EXERCISE BRIEF: Quote the records that follow in full, leaving the pictures out.

========================================

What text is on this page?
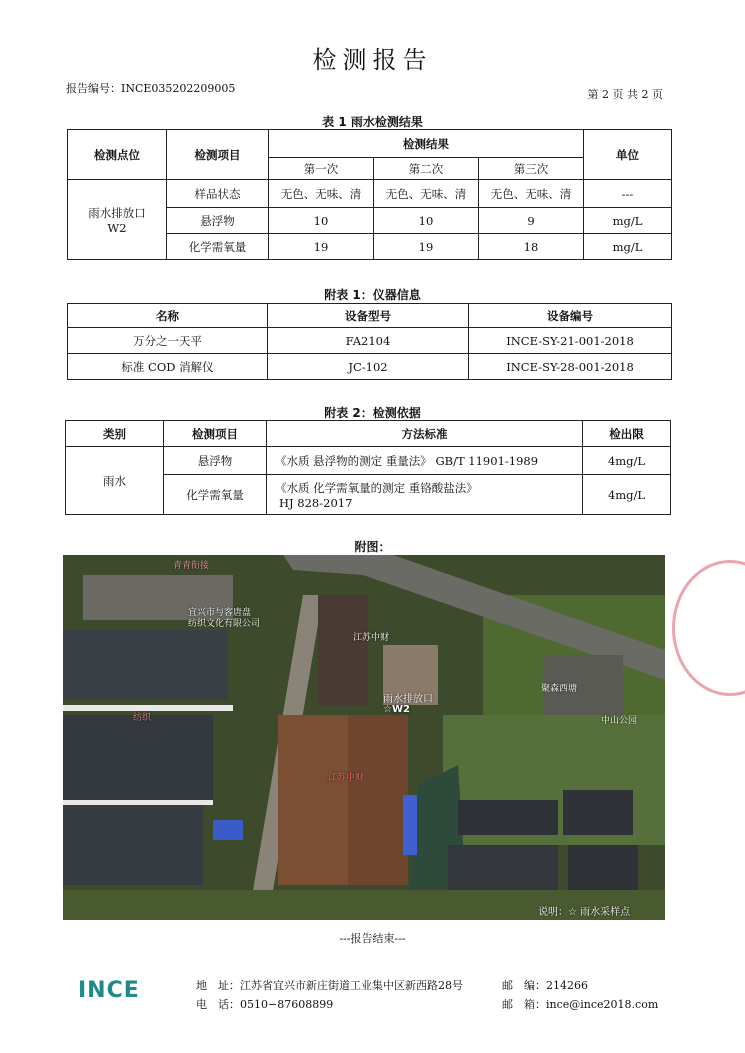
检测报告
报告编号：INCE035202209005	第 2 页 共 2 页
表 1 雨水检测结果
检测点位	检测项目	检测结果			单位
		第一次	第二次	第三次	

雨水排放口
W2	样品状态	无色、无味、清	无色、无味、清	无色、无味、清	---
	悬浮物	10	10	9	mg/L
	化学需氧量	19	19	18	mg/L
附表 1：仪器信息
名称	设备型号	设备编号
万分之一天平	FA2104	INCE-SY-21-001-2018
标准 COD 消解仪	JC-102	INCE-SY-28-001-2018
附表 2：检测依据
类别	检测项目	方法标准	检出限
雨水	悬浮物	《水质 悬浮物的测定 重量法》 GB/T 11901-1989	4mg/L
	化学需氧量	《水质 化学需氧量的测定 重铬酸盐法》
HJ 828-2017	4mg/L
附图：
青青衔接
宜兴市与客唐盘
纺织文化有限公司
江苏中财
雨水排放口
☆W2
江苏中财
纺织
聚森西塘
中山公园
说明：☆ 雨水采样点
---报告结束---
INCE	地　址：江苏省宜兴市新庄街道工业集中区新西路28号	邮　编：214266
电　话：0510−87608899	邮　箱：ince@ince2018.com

========================================

OUTPUT OF THE EXERCISE:
What text is on this page?
检测报告
报告编号：INCE035202209005	第 2 页 共 2 页
表 1 雨水检测结果
检测点位	检测项目	检测结果			单位
		第一次	第二次	第三次	

雨水排放口
W2	样品状态	无色、无味、清	无色、无味、清	无色、无味、清	---
	悬浮物	10	10	9	mg/L
	化学需氧量	19	19	18	mg/L
附表 1：仪器信息
名称	设备型号	设备编号
万分之一天平	FA2104	INCE-SY-21-001-2018
标准 COD 消解仪	JC-102	INCE-SY-28-001-2018
附表 2：检测依据
类别	检测项目	方法标准	检出限
雨水	悬浮物	《水质 悬浮物的测定 重量法》 GB/T 11901-1989	4mg/L
	化学需氧量	《水质 化学需氧量的测定 重铬酸盐法》
HJ 828-2017	4mg/L
附图：
青青衔接
宜兴市与客唐盘
纺织文化有限公司
江苏中财
雨水排放口
☆W2
江苏中财
纺织
聚森西塘
中山公园
说明：☆ 雨水采样点
---报告结束---
INCE	地　址：江苏省宜兴市新庄街道工业集中区新西路28号	邮　编：214266
电　话：0510−87608899	邮　箱：ince@ince2018.com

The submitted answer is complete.